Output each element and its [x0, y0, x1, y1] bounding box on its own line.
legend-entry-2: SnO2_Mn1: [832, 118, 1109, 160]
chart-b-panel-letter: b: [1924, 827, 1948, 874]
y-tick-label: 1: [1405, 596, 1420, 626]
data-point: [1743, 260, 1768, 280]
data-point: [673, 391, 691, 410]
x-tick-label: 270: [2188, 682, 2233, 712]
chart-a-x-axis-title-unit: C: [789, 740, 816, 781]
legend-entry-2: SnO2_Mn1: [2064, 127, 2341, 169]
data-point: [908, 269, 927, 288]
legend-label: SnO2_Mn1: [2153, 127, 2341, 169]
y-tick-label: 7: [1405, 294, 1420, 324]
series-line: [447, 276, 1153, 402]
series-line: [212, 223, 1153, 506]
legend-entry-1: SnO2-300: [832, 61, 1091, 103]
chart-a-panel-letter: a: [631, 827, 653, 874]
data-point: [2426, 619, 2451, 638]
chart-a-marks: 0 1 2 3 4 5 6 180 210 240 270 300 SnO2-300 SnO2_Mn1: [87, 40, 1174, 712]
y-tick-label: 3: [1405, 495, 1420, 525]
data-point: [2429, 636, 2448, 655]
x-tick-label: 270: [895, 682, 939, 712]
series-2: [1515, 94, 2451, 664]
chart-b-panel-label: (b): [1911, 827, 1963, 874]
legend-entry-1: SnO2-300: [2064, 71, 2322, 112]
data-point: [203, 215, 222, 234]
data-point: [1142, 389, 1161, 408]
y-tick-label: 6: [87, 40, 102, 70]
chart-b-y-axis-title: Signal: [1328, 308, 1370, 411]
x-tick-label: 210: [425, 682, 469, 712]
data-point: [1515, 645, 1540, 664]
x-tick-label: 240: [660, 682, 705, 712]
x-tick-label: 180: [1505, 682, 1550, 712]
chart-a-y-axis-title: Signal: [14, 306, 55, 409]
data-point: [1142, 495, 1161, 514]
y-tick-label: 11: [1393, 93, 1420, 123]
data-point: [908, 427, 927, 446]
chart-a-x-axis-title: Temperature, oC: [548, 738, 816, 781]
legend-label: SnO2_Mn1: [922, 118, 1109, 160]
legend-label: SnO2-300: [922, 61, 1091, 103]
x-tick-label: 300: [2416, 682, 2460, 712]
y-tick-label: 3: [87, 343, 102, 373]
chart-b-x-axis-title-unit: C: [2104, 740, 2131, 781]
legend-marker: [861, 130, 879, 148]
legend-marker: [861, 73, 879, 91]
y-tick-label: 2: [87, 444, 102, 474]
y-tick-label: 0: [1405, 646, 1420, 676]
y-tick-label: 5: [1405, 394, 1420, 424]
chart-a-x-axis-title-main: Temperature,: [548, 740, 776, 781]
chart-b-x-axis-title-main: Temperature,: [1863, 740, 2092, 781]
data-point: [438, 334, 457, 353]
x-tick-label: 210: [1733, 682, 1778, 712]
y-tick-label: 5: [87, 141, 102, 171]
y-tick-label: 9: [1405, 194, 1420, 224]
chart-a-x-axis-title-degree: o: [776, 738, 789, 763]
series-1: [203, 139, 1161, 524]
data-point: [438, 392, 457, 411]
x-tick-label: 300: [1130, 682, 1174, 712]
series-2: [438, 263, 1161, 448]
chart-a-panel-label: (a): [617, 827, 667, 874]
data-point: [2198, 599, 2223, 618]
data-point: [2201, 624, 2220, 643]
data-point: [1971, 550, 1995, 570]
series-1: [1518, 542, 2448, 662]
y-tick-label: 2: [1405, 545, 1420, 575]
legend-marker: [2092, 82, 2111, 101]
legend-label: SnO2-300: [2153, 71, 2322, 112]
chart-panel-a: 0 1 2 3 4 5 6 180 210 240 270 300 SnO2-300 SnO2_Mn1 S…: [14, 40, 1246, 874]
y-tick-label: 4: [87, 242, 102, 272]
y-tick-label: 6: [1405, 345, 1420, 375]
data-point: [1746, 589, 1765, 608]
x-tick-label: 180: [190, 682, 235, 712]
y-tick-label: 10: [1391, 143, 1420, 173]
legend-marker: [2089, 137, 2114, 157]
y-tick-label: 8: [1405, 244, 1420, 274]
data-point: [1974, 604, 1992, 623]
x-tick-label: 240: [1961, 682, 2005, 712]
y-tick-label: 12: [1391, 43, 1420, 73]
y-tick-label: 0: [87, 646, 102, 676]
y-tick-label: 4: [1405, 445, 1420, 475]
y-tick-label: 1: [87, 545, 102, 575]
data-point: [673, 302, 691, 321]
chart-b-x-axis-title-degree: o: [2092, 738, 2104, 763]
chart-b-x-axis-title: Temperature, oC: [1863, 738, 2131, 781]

◆ **Exercise**: Quote every line above word for word, from the first to the last, in the same order.

◆ **Right answer**:
Output each element and its [x0, y0, x1, y1] bounding box on its own line.
legend-entry-2: SnO2_Mn1: [832, 118, 1109, 160]
chart-b-panel-letter: b: [1924, 827, 1948, 874]
y-tick-label: 1: [1405, 596, 1420, 626]
data-point: [1743, 260, 1768, 280]
data-point: [673, 391, 691, 410]
x-tick-label: 270: [2188, 682, 2233, 712]
chart-a-x-axis-title-unit: C: [789, 740, 816, 781]
legend-entry-2: SnO2_Mn1: [2064, 127, 2341, 169]
data-point: [908, 269, 927, 288]
legend-label: SnO2_Mn1: [2153, 127, 2341, 169]
y-tick-label: 7: [1405, 294, 1420, 324]
series-line: [447, 276, 1153, 402]
series-line: [212, 223, 1153, 506]
legend-entry-1: SnO2-300: [832, 61, 1091, 103]
chart-a-panel-letter: a: [631, 827, 653, 874]
data-point: [2426, 619, 2451, 638]
chart-a-marks: 0 1 2 3 4 5 6 180 210 240 270 300 SnO2-300 SnO2_Mn1: [87, 40, 1174, 712]
y-tick-label: 3: [1405, 495, 1420, 525]
data-point: [2429, 636, 2448, 655]
x-tick-label: 270: [895, 682, 939, 712]
series-2: [1515, 94, 2451, 664]
chart-b-panel-label: (b): [1911, 827, 1963, 874]
legend-entry-1: SnO2-300: [2064, 71, 2322, 112]
data-point: [203, 215, 222, 234]
data-point: [1142, 389, 1161, 408]
y-tick-label: 6: [87, 40, 102, 70]
chart-b-y-axis-title: Signal: [1328, 308, 1370, 411]
x-tick-label: 210: [425, 682, 469, 712]
data-point: [1515, 645, 1540, 664]
x-tick-label: 240: [660, 682, 705, 712]
x-tick-label: 180: [1505, 682, 1550, 712]
chart-a-y-axis-title: Signal: [14, 306, 55, 409]
data-point: [1142, 495, 1161, 514]
y-tick-label: 11: [1393, 93, 1420, 123]
data-point: [908, 427, 927, 446]
chart-a-x-axis-title: Temperature, oC: [548, 738, 816, 781]
legend-label: SnO2_Mn1: [922, 118, 1109, 160]
legend-label: SnO2-300: [922, 61, 1091, 103]
x-tick-label: 300: [2416, 682, 2460, 712]
y-tick-label: 3: [87, 343, 102, 373]
chart-b-x-axis-title-unit: C: [2104, 740, 2131, 781]
legend-marker: [861, 130, 879, 148]
legend-marker: [861, 73, 879, 91]
y-tick-label: 2: [87, 444, 102, 474]
y-tick-label: 0: [1405, 646, 1420, 676]
y-tick-label: 5: [1405, 394, 1420, 424]
chart-a-x-axis-title-main: Temperature,: [548, 740, 776, 781]
chart-b-x-axis-title-main: Temperature,: [1863, 740, 2092, 781]
data-point: [438, 334, 457, 353]
x-tick-label: 210: [1733, 682, 1778, 712]
y-tick-label: 5: [87, 141, 102, 171]
y-tick-label: 9: [1405, 194, 1420, 224]
chart-a-x-axis-title-degree: o: [776, 738, 789, 763]
series-1: [203, 139, 1161, 524]
data-point: [438, 392, 457, 411]
x-tick-label: 300: [1130, 682, 1174, 712]
series-2: [438, 263, 1161, 448]
chart-a-panel-label: (a): [617, 827, 667, 874]
data-point: [2198, 599, 2223, 618]
data-point: [2201, 624, 2220, 643]
data-point: [1971, 550, 1995, 570]
series-1: [1518, 542, 2448, 662]
y-tick-label: 2: [1405, 545, 1420, 575]
legend-marker: [2092, 82, 2111, 101]
legend-label: SnO2-300: [2153, 71, 2322, 112]
chart-panel-a: 0 1 2 3 4 5 6 180 210 240 270 300 SnO2-300 SnO2_Mn1 S…: [14, 40, 1246, 874]
y-tick-label: 4: [87, 242, 102, 272]
y-tick-label: 6: [1405, 345, 1420, 375]
data-point: [1746, 589, 1765, 608]
x-tick-label: 180: [190, 682, 235, 712]
y-tick-label: 10: [1391, 143, 1420, 173]
legend-marker: [2089, 137, 2114, 157]
y-tick-label: 8: [1405, 244, 1420, 274]
data-point: [1974, 604, 1992, 623]
x-tick-label: 240: [1961, 682, 2005, 712]
y-tick-label: 12: [1391, 43, 1420, 73]
y-tick-label: 0: [87, 646, 102, 676]
y-tick-label: 4: [1405, 445, 1420, 475]
y-tick-label: 1: [87, 545, 102, 575]
data-point: [673, 302, 691, 321]
chart-b-x-axis-title-degree: o: [2092, 738, 2104, 763]
chart-b-x-axis-title: Temperature, oC: [1863, 738, 2131, 781]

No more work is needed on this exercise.